[GIVEN REQUEST] Each line containing the word "только" should be found and copied.

[DATA FOR PROCESSING]
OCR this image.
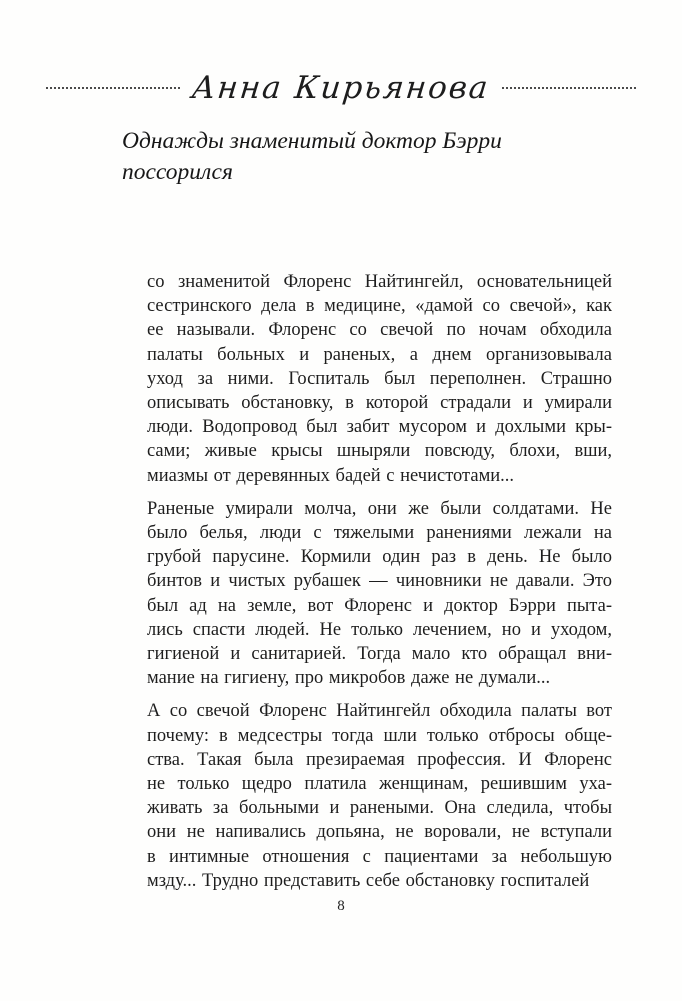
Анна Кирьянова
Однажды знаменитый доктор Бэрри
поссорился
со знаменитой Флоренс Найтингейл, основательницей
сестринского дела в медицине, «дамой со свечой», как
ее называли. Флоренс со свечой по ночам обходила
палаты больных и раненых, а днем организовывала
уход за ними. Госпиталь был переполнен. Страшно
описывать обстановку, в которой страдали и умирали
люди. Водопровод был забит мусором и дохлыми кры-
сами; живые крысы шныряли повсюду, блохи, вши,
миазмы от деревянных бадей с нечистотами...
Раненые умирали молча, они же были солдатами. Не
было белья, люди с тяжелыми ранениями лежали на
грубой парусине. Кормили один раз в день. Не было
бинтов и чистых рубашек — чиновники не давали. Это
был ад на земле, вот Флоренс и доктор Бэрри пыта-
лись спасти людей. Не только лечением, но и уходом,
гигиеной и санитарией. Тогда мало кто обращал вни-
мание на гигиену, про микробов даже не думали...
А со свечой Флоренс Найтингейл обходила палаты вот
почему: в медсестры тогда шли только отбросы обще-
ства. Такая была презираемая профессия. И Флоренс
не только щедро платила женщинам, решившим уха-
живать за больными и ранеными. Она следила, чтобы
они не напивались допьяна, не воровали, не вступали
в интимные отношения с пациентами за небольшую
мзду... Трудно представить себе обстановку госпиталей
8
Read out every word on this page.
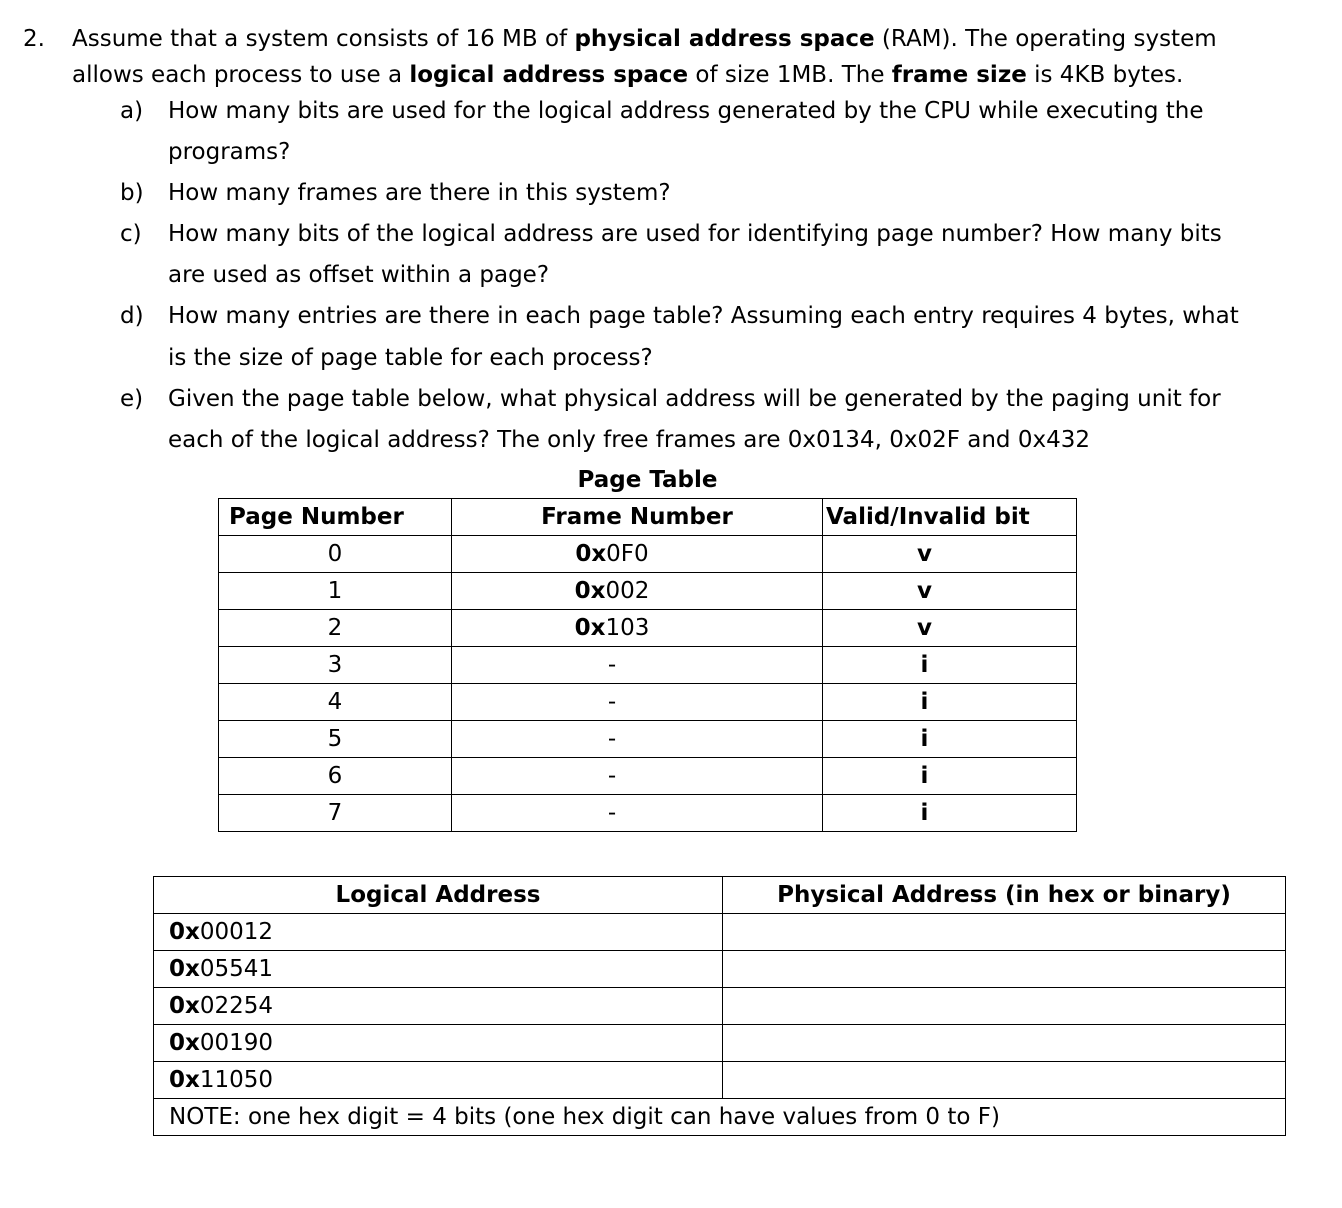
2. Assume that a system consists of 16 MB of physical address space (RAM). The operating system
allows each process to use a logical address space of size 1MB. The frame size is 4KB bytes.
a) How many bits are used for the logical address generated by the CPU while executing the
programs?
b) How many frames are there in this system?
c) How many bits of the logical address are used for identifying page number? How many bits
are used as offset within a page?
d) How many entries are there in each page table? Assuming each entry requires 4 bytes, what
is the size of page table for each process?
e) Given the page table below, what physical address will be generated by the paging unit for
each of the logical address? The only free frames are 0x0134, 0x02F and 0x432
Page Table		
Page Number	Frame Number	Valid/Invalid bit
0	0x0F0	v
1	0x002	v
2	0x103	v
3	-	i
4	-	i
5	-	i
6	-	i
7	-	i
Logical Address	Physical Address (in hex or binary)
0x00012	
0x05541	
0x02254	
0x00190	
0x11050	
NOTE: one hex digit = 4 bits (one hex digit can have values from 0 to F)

---

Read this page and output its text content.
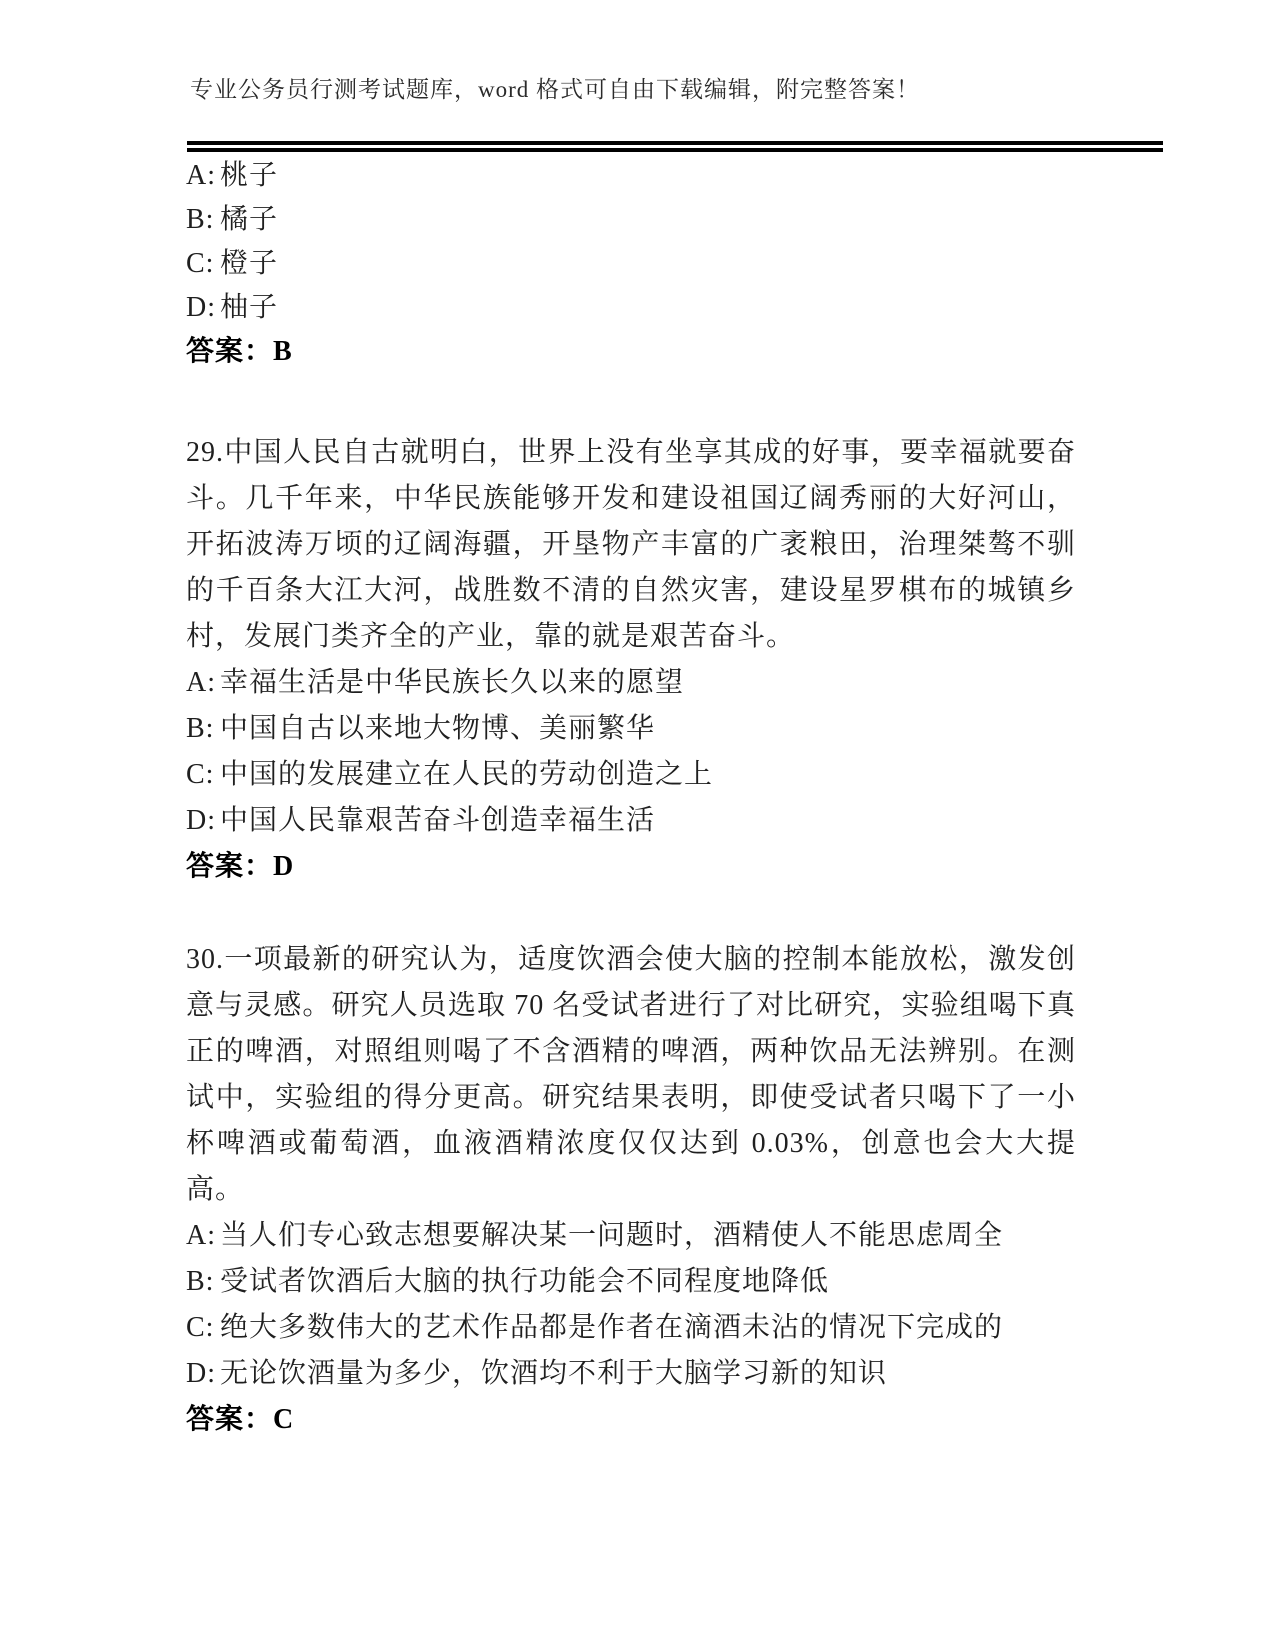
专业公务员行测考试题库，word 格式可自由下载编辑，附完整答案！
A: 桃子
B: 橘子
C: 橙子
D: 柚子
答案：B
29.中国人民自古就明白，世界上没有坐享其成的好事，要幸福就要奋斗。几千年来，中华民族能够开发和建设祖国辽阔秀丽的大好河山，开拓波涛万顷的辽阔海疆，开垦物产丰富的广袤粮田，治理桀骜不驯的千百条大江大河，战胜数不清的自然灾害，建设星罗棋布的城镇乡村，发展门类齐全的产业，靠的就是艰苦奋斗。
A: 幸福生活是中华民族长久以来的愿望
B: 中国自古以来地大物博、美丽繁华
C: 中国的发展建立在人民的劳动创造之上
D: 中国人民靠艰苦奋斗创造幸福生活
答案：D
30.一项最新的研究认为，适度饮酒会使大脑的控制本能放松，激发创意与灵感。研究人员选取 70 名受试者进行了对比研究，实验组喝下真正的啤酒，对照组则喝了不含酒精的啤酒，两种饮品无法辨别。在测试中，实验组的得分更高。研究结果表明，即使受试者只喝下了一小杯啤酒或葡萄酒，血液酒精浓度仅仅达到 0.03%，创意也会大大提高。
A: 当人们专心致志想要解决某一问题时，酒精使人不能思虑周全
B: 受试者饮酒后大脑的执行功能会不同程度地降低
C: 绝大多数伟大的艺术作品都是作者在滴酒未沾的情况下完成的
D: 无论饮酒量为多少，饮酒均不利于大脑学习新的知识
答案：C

* * *

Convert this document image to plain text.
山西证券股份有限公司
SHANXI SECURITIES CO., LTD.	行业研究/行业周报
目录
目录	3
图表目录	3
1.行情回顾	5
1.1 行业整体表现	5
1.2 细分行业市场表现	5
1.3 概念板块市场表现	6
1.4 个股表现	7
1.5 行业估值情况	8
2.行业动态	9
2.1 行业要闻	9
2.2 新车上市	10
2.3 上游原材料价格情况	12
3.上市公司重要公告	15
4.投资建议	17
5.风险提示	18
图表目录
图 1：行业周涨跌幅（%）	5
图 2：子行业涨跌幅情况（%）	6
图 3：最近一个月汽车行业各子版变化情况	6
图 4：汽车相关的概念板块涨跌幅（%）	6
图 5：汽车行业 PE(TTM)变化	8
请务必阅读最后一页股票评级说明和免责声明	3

[REPLY]
лись спасти людей. Не только лечением, но и уходом,
почему: в медсестры тогда шли только отбросы обще-
не только щедро платила женщинам, решившим уха-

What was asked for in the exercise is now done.